WHAT YOU WILL DO >>
Make an exact copy of all the data.

▬▬▬▬▬▬▬▬▬▬

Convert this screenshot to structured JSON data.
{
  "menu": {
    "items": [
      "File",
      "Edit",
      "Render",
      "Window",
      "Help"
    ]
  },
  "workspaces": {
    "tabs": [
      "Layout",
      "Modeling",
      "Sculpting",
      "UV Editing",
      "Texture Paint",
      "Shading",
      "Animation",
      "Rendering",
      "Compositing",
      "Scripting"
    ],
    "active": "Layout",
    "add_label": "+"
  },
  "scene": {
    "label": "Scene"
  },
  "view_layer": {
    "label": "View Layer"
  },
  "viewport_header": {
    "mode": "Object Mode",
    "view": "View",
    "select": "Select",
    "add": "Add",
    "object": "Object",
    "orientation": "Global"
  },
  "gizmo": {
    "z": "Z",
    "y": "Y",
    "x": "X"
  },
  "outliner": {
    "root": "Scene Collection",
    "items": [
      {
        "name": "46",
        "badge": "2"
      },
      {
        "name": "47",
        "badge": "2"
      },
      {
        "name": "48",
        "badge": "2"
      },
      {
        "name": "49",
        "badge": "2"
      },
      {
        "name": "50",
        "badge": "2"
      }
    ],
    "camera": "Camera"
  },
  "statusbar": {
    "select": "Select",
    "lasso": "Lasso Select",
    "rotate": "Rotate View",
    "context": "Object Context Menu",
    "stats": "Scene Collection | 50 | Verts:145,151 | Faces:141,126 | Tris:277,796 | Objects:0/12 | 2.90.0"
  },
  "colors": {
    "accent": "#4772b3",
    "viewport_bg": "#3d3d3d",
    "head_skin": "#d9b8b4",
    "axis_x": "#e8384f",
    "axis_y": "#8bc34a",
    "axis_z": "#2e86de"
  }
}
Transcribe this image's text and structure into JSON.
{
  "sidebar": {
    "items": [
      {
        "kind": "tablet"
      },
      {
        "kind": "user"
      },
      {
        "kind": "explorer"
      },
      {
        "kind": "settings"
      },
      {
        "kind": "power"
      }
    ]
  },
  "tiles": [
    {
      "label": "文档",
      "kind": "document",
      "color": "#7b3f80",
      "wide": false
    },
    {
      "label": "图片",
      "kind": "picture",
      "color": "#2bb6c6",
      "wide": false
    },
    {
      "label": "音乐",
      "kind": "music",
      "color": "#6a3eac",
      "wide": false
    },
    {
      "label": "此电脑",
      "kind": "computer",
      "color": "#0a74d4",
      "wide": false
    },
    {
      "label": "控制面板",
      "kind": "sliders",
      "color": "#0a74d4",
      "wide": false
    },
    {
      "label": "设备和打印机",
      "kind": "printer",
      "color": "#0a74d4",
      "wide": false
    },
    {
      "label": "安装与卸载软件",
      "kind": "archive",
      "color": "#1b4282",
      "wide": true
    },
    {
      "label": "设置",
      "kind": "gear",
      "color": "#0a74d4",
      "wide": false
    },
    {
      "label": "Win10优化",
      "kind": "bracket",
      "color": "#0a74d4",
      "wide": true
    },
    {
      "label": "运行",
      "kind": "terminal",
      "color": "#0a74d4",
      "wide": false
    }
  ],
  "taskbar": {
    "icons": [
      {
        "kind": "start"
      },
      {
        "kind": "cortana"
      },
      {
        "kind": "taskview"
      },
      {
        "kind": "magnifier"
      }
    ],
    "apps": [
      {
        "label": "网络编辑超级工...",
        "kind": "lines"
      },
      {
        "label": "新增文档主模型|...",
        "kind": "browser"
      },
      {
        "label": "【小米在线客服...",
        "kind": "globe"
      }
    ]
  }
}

▬▬▬▬▬▬▬▬▬▬

WRITTEN ANSWER >>
Convert this screenshot to structured JSON data.
{
  "menu": {
    "items": [
      "File",
      "Edit",
      "Render",
      "Window",
      "Help"
    ]
  },
  "workspaces": {
    "tabs": [
      "Layout",
      "Modeling",
      "Sculpting",
      "UV Editing",
      "Texture Paint",
      "Shading",
      "Animation",
      "Rendering",
      "Compositing",
      "Scripting"
    ],
    "active": "Layout",
    "add_label": "+"
  },
  "scene": {
    "label": "Scene"
  },
  "view_layer": {
    "label": "View Layer"
  },
  "viewport_header": {
    "mode": "Object Mode",
    "view": "View",
    "select": "Select",
    "add": "Add",
    "object": "Object",
    "orientation": "Global"
  },
  "gizmo": {
    "z": "Z",
    "y": "Y",
    "x": "X"
  },
  "outliner": {
    "root": "Scene Collection",
    "items": [
      {
        "name": "46",
        "badge": "2"
      },
      {
        "name": "47",
        "badge": "2"
      },
      {
        "name": "48",
        "badge": "2"
      },
      {
        "name": "49",
        "badge": "2"
      },
      {
        "name": "50",
        "badge": "2"
      }
    ],
    "camera": "Camera"
  },
  "statusbar": {
    "select": "Select",
    "lasso": "Lasso Select",
    "rotate": "Rotate View",
    "context": "Object Context Menu",
    "stats": "Scene Collection | 50 | Verts:145,151 | Faces:141,126 | Tris:277,796 | Objects:0/12 | 2.90.0"
  },
  "colors": {
    "accent": "#4772b3",
    "viewport_bg": "#3d3d3d",
    "head_skin": "#d9b8b4",
    "axis_x": "#e8384f",
    "axis_y": "#8bc34a",
    "axis_z": "#2e86de"
  }
}
Transcribe this image's text and structure into JSON.
{
  "sidebar": {
    "items": [
      {
        "kind": "tablet"
      },
      {
        "kind": "user"
      },
      {
        "kind": "explorer"
      },
      {
        "kind": "settings"
      },
      {
        "kind": "power"
      }
    ]
  },
  "tiles": [
    {
      "label": "文档",
      "kind": "document",
      "color": "#7b3f80",
      "wide": false
    },
    {
      "label": "图片",
      "kind": "picture",
      "color": "#2bb6c6",
      "wide": false
    },
    {
      "label": "音乐",
      "kind": "music",
      "color": "#6a3eac",
      "wide": false
    },
    {
      "label": "此电脑",
      "kind": "computer",
      "color": "#0a74d4",
      "wide": false
    },
    {
      "label": "控制面板",
      "kind": "sliders",
      "color": "#0a74d4",
      "wide": false
    },
    {
      "label": "设备和打印机",
      "kind": "printer",
      "color": "#0a74d4",
      "wide": false
    },
    {
      "label": "安装与卸载软件",
      "kind": "archive",
      "color": "#1b4282",
      "wide": true
    },
    {
      "label": "设置",
      "kind": "gear",
      "color": "#0a74d4",
      "wide": false
    },
    {
      "label": "Win10优化",
      "kind": "bracket",
      "color": "#0a74d4",
      "wide": true
    },
    {
      "label": "运行",
      "kind": "terminal",
      "color": "#0a74d4",
      "wide": false
    }
  ],
  "taskbar": {
    "icons": [
      {
        "kind": "start"
      },
      {
        "kind": "cortana"
      },
      {
        "kind": "taskview"
      },
      {
        "kind": "magnifier"
      }
    ],
    "apps": [
      {
        "label": "网络编辑超级工...",
        "kind": "lines"
      },
      {
        "label": "新增文档主模型|...",
        "kind": "browser"
      },
      {
        "label": "【小米在线客服...",
        "kind": "globe"
      }
    ]
  }
}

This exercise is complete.